Aim
Your task is to give the listing below back word for word, pictures excluded.

• • •

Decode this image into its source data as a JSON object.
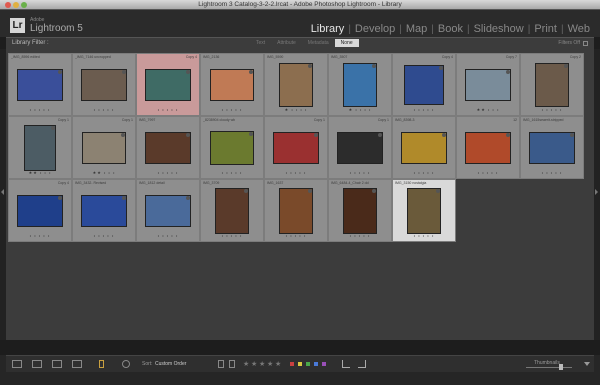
{
  "window": {
    "title": "Lightroom 3 Catalog-3-2-2.lrcat - Adobe Photoshop Lightroom - Library"
  },
  "brand": {
    "logo": "Lr",
    "small": "Adobe",
    "name": "Lightroom 5"
  },
  "modules": [
    "Library",
    "Develop",
    "Map",
    "Book",
    "Slideshow",
    "Print",
    "Web"
  ],
  "active_module": "Library",
  "filter": {
    "title": "Library Filter :",
    "tabs": [
      "Text",
      "Attribute",
      "Metadata",
      "None"
    ],
    "selected": "None",
    "filters_off": "Filters Off"
  },
  "toolbar": {
    "sort_label": "Sort:",
    "sort_value": "Custom Order",
    "thumbnails_label": "Thumbnails"
  },
  "label_colors": [
    "#c94040",
    "#d8c840",
    "#4aa84a",
    "#4a7ad8",
    "#9a50b8"
  ],
  "row1": [
    {
      "name": "_IMG_8596 edited",
      "copy": "",
      "stars": "• • • • •",
      "color": "#3a4f9a",
      "w": 46,
      "h": 32,
      "pink": false
    },
    {
      "name": "_IMG_7146 uncropped",
      "copy": "",
      "stars": "• • • • •",
      "color": "#6b5c4f",
      "w": 46,
      "h": 32,
      "pink": false
    },
    {
      "name": "",
      "copy": "Copy 4",
      "stars": "• • • • •",
      "color": "#3f6b65",
      "w": 46,
      "h": 32,
      "pink": true
    },
    {
      "name": "IMG_2136",
      "copy": "",
      "stars": "• • • • •",
      "color": "#c07a55",
      "w": 44,
      "h": 32,
      "pink": false
    },
    {
      "name": "IMG_5590",
      "copy": "",
      "stars": "★ • • • •",
      "color": "#8c6e4f",
      "w": 34,
      "h": 44,
      "pink": false
    },
    {
      "name": "IMG_3507",
      "copy": "",
      "stars": "★ • • • •",
      "color": "#3a72a8",
      "w": 34,
      "h": 44,
      "pink": false
    },
    {
      "name": "",
      "copy": "Copy 4",
      "stars": "• • • • •",
      "color": "#2f4b8f",
      "w": 40,
      "h": 40,
      "pink": false
    },
    {
      "name": "",
      "copy": "Copy 7",
      "stars": "★★ • • •",
      "color": "#7a8c9a",
      "w": 46,
      "h": 32,
      "pink": false
    },
    {
      "name": "",
      "copy": "Copy 2",
      "stars": "• • • • •",
      "color": "#6b5a4a",
      "w": 34,
      "h": 44,
      "pink": false
    }
  ],
  "row2": [
    {
      "name": "",
      "copy": "Copy 1",
      "stars": "★★ • • •",
      "color": "#4c5c64",
      "w": 32,
      "h": 46,
      "pink": false
    },
    {
      "name": "",
      "copy": "Copy 1",
      "stars": "★★ • • •",
      "color": "#8c8272",
      "w": 44,
      "h": 32,
      "pink": false
    },
    {
      "name": "IMG_7997",
      "copy": "",
      "stars": "• • • • •",
      "color": "#5a3a2a",
      "w": 46,
      "h": 32,
      "pink": false
    },
    {
      "name": "_8238904 cloudy wb",
      "copy": "",
      "stars": "• • • • •",
      "color": "#6b7a2f",
      "w": 44,
      "h": 34,
      "pink": false
    },
    {
      "name": "",
      "copy": "Copy 1",
      "stars": "• • • • •",
      "color": "#9a3030",
      "w": 46,
      "h": 32,
      "pink": false
    },
    {
      "name": "",
      "copy": "Copy 1",
      "stars": "• • • • •",
      "color": "#2c2c2c",
      "w": 46,
      "h": 32,
      "pink": false
    },
    {
      "name": "IMG_8398-3",
      "copy": "",
      "stars": "• • • • •",
      "color": "#b08a2a",
      "w": 46,
      "h": 32,
      "pink": false
    },
    {
      "name": "",
      "copy": "12",
      "stars": "• • • • •",
      "color": "#b04a2a",
      "w": 46,
      "h": 32,
      "pink": false
    },
    {
      "name": "IMG_1615seaerit-stripped",
      "copy": "",
      "stars": "• • • • •",
      "color": "#3a5a8a",
      "w": 46,
      "h": 32,
      "pink": false
    }
  ],
  "row3": [
    {
      "name": "",
      "copy": "Copy 4",
      "stars": "• • • • •",
      "color": "#1f3f8a",
      "w": 46,
      "h": 32,
      "pink": false
    },
    {
      "name": "IMG_3432- Revised",
      "copy": "",
      "stars": "• • • • •",
      "color": "#2a4a9a",
      "w": 46,
      "h": 32,
      "pink": false
    },
    {
      "name": "IMG_1812 detail",
      "copy": "",
      "stars": "• • • • •",
      "color": "#4a6a9a",
      "w": 46,
      "h": 32,
      "pink": false
    },
    {
      "name": "IMG_3709",
      "copy": "",
      "stars": "• • • • •",
      "color": "#5a3a2a",
      "w": 34,
      "h": 46,
      "pink": false
    },
    {
      "name": "IMG_1637",
      "copy": "",
      "stars": "• • • • •",
      "color": "#7a4a2a",
      "w": 34,
      "h": 46,
      "pink": false
    },
    {
      "name": "IMG_6484-4_Chair 2 dd",
      "copy": "",
      "stars": "• • • • •",
      "color": "#4a2a1a",
      "w": 34,
      "h": 46,
      "pink": false
    },
    {
      "name": "IMG_3150 nostalgia",
      "copy": "",
      "stars": "• • • • •",
      "color": "#6a5a3a",
      "w": 34,
      "h": 46,
      "pink": false
    }
  ]
}
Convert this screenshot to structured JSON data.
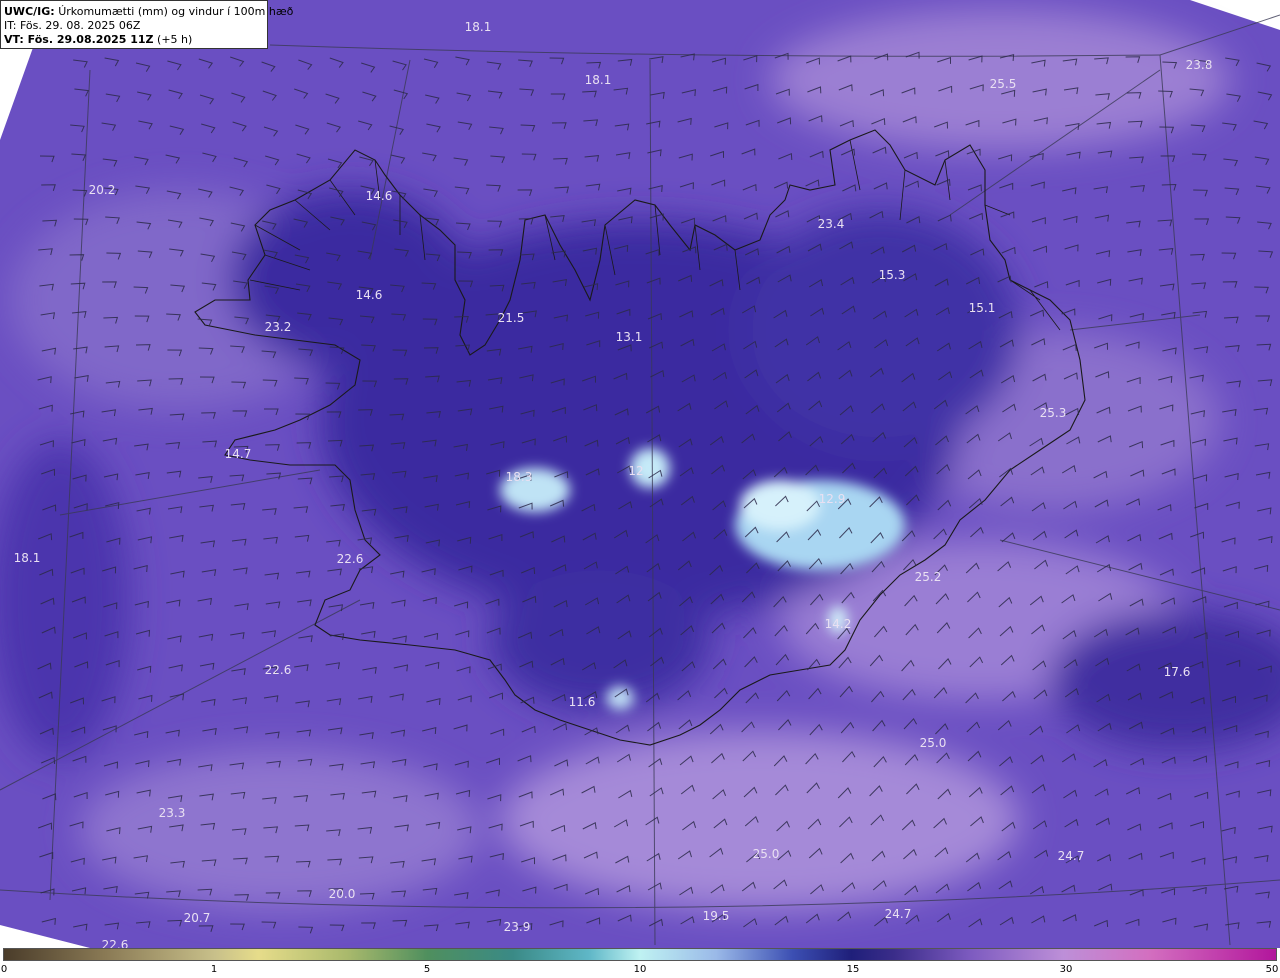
{
  "header": {
    "model": "UWC/IG:",
    "title": "Úrkomumætti (mm) og vindur í 100m hæð",
    "init_time": "IT: Fös. 29. 08. 2025 06Z",
    "valid_label": "VT: Fös. 29.08.2025 11Z",
    "valid_offset": "(+5 h)"
  },
  "map": {
    "region": "Iceland",
    "field": "precipitable water (mm)",
    "labels": [
      "18.1",
      "18.1",
      "25.5",
      "23.8",
      "20.2",
      "14.6",
      "14.6",
      "23.2",
      "21.5",
      "13.1",
      "23.4",
      "15.3",
      "15.1",
      "25.3",
      "14.7",
      "18.3",
      "12",
      "12.9",
      "18.1",
      "22.6",
      "25.2",
      "14.2",
      "17.6",
      "22.6",
      "11.6",
      "25.0",
      "23.3",
      "25.0",
      "24.7",
      "20.0",
      "20.7",
      "19.5",
      "24.7",
      "23.9",
      "22.6"
    ],
    "colors": {
      "background": "#6a4fc2",
      "dark": "#2a1f8a",
      "light": "#a68ad8",
      "ice": "#bfe3f5",
      "coast": "#1a1a1a",
      "grid": "#3a3a55",
      "barb": "#2c2a4a"
    }
  },
  "colorbar": {
    "ticks": [
      "0",
      "1",
      "5",
      "10",
      "15",
      "30",
      "50"
    ]
  }
}
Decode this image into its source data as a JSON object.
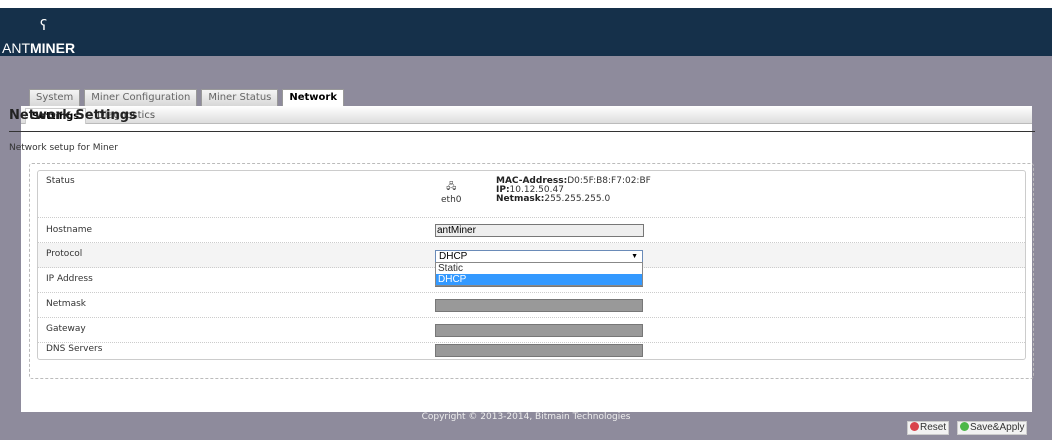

• • •

The reply
Decode this image into its source data as a JSON object.
{
  "window": {
    "title": "Lightroom 3 Catalog-3-2-2.lrcat - Adobe Photoshop Lightroom - Library"
  },
  "brand": {
    "logo": "Lr",
    "small": "Adobe",
    "name": "Lightroom 5"
  },
  "modules": [
    "Library",
    "Develop",
    "Map",
    "Book",
    "Slideshow",
    "Print",
    "Web"
  ],
  "active_module": "Library",
  "filter": {
    "title": "Library Filter :",
    "tabs": [
      "Text",
      "Attribute",
      "Metadata",
      "None"
    ],
    "selected": "None",
    "filters_off": "Filters Off"
  },
  "toolbar": {
    "sort_label": "Sort:",
    "sort_value": "Custom Order",
    "thumbnails_label": "Thumbnails"
  },
  "label_colors": [
    "#c94040",
    "#d8c840",
    "#4aa84a",
    "#4a7ad8",
    "#9a50b8"
  ],
  "row1": [
    {
      "name": "_IMG_8596 edited",
      "copy": "",
      "stars": "• • • • •",
      "color": "#3a4f9a",
      "w": 46,
      "h": 32,
      "pink": false
    },
    {
      "name": "_IMG_7146 uncropped",
      "copy": "",
      "stars": "• • • • •",
      "color": "#6b5c4f",
      "w": 46,
      "h": 32,
      "pink": false
    },
    {
      "name": "",
      "copy": "Copy 4",
      "stars": "• • • • •",
      "color": "#3f6b65",
      "w": 46,
      "h": 32,
      "pink": true
    },
    {
      "name": "IMG_2136",
      "copy": "",
      "stars": "• • • • •",
      "color": "#c07a55",
      "w": 44,
      "h": 32,
      "pink": false
    },
    {
      "name": "IMG_5590",
      "copy": "",
      "stars": "★ • • • •",
      "color": "#8c6e4f",
      "w": 34,
      "h": 44,
      "pink": false
    },
    {
      "name": "IMG_3507",
      "copy": "",
      "stars": "★ • • • •",
      "color": "#3a72a8",
      "w": 34,
      "h": 44,
      "pink": false
    },
    {
      "name": "",
      "copy": "Copy 4",
      "stars": "• • • • •",
      "color": "#2f4b8f",
      "w": 40,
      "h": 40,
      "pink": false
    },
    {
      "name": "",
      "copy": "Copy 7",
      "stars": "★★ • • •",
      "color": "#7a8c9a",
      "w": 46,
      "h": 32,
      "pink": false
    },
    {
      "name": "",
      "copy": "Copy 2",
      "stars": "• • • • •",
      "color": "#6b5a4a",
      "w": 34,
      "h": 44,
      "pink": false
    }
  ],
  "row2": [
    {
      "name": "",
      "copy": "Copy 1",
      "stars": "★★ • • •",
      "color": "#4c5c64",
      "w": 32,
      "h": 46,
      "pink": false
    },
    {
      "name": "",
      "copy": "Copy 1",
      "stars": "★★ • • •",
      "color": "#8c8272",
      "w": 44,
      "h": 32,
      "pink": false
    },
    {
      "name": "IMG_7997",
      "copy": "",
      "stars": "• • • • •",
      "color": "#5a3a2a",
      "w": 46,
      "h": 32,
      "pink": false
    },
    {
      "name": "_8238904 cloudy wb",
      "copy": "",
      "stars": "• • • • •",
      "color": "#6b7a2f",
      "w": 44,
      "h": 34,
      "pink": false
    },
    {
      "name": "",
      "copy": "Copy 1",
      "stars": "• • • • •",
      "color": "#9a3030",
      "w": 46,
      "h": 32,
      "pink": false
    },
    {
      "name": "",
      "copy": "Copy 1",
      "stars": "• • • • •",
      "color": "#2c2c2c",
      "w": 46,
      "h": 32,
      "pink": false
    },
    {
      "name": "IMG_8398-3",
      "copy": "",
      "stars": "• • • • •",
      "color": "#b08a2a",
      "w": 46,
      "h": 32,
      "pink": false
    },
    {
      "name": "",
      "copy": "12",
      "stars": "• • • • •",
      "color": "#b04a2a",
      "w": 46,
      "h": 32,
      "pink": false
    },
    {
      "name": "IMG_1615seaerit-stripped",
      "copy": "",
      "stars": "• • • • •",
      "color": "#3a5a8a",
      "w": 46,
      "h": 32,
      "pink": false
    }
  ],
  "row3": [
    {
      "name": "",
      "copy": "Copy 4",
      "stars": "• • • • •",
      "color": "#1f3f8a",
      "w": 46,
      "h": 32,
      "pink": false
    },
    {
      "name": "IMG_3432- Revised",
      "copy": "",
      "stars": "• • • • •",
      "color": "#2a4a9a",
      "w": 46,
      "h": 32,
      "pink": false
    },
    {
      "name": "IMG_1812 detail",
      "copy": "",
      "stars": "• • • • •",
      "color": "#4a6a9a",
      "w": 46,
      "h": 32,
      "pink": false
    },
    {
      "name": "IMG_3709",
      "copy": "",
      "stars": "• • • • •",
      "color": "#5a3a2a",
      "w": 34,
      "h": 46,
      "pink": false
    },
    {
      "name": "IMG_1637",
      "copy": "",
      "stars": "• • • • •",
      "color": "#7a4a2a",
      "w": 34,
      "h": 46,
      "pink": false
    },
    {
      "name": "IMG_6484-4_Chair 2 dd",
      "copy": "",
      "stars": "• • • • •",
      "color": "#4a2a1a",
      "w": 34,
      "h": 46,
      "pink": false
    },
    {
      "name": "IMG_3150 nostalgia",
      "copy": "",
      "stars": "• • • • •",
      "color": "#6a5a3a",
      "w": 34,
      "h": 46,
      "pink": false
    }
  ]
}
Convert this screenshot to structured JSON data.
{
  "header": {
    "model": "UWC/IG:",
    "title": "Úrkomumætti (mm) og vindur í 100m hæð",
    "init_time": "IT: Fös. 29. 08. 2025 06Z",
    "valid_label": "VT: Fös. 29.08.2025 11Z",
    "valid_offset": "(+5 h)"
  },
  "map": {
    "region": "Iceland",
    "field": "precipitable water (mm)",
    "labels": [
      "18.1",
      "18.1",
      "25.5",
      "23.8",
      "20.2",
      "14.6",
      "14.6",
      "23.2",
      "21.5",
      "13.1",
      "23.4",
      "15.3",
      "15.1",
      "25.3",
      "14.7",
      "18.3",
      "12",
      "12.9",
      "18.1",
      "22.6",
      "25.2",
      "14.2",
      "17.6",
      "22.6",
      "11.6",
      "25.0",
      "23.3",
      "25.0",
      "24.7",
      "20.0",
      "20.7",
      "19.5",
      "24.7",
      "23.9",
      "22.6"
    ],
    "colors": {
      "background": "#6a4fc2",
      "dark": "#2a1f8a",
      "light": "#a68ad8",
      "ice": "#bfe3f5",
      "coast": "#1a1a1a",
      "grid": "#3a3a55",
      "barb": "#2c2a4a"
    }
  },
  "colorbar": {
    "ticks": [
      "0",
      "1",
      "5",
      "10",
      "15",
      "30",
      "50"
    ]
  }
}
Decode this image into its source data as a JSON object.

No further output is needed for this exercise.